## Work to be completed
Can you transcribe every record below exactly as it appears?
== Data supplied ==
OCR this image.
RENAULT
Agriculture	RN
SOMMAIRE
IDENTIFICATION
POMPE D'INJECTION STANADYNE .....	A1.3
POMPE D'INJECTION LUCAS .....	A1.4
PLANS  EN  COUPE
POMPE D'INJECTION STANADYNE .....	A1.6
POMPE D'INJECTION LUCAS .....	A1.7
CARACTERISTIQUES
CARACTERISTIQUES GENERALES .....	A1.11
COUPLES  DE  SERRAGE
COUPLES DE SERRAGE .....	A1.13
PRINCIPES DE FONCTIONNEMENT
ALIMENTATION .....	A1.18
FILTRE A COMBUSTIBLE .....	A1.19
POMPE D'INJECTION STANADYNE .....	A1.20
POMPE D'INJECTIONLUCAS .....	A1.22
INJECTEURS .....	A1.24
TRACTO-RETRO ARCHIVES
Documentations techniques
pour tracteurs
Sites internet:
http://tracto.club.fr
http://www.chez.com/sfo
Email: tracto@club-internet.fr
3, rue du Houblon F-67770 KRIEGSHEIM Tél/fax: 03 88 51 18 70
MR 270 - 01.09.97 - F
===
## Result
OCR this image.
RENAULT
Agriculture	RN
SOMMAIRE
IDENTIFICATION
POMPE D'INJECTION STANADYNE .....	A1.3
POMPE D'INJECTION LUCAS .....	A1.4
PLANS  EN  COUPE
POMPE D'INJECTION STANADYNE .....	A1.6
POMPE D'INJECTION LUCAS .....	A1.7
CARACTERISTIQUES
CARACTERISTIQUES GENERALES .....	A1.11
COUPLES  DE  SERRAGE
COUPLES DE SERRAGE .....	A1.13
PRINCIPES DE FONCTIONNEMENT
ALIMENTATION .....	A1.18
FILTRE A COMBUSTIBLE .....	A1.19
POMPE D'INJECTION STANADYNE .....	A1.20
POMPE D'INJECTIONLUCAS .....	A1.22
INJECTEURS .....	A1.24
TRACTO-RETRO ARCHIVES
Documentations techniques
pour tracteurs
Sites internet:
http://tracto.club.fr
http://www.chez.com/sfo
Email: tracto@club-internet.fr
3, rue du Houblon F-67770 KRIEGSHEIM Tél/fax: 03 88 51 18 70
MR 270 - 01.09.97 - F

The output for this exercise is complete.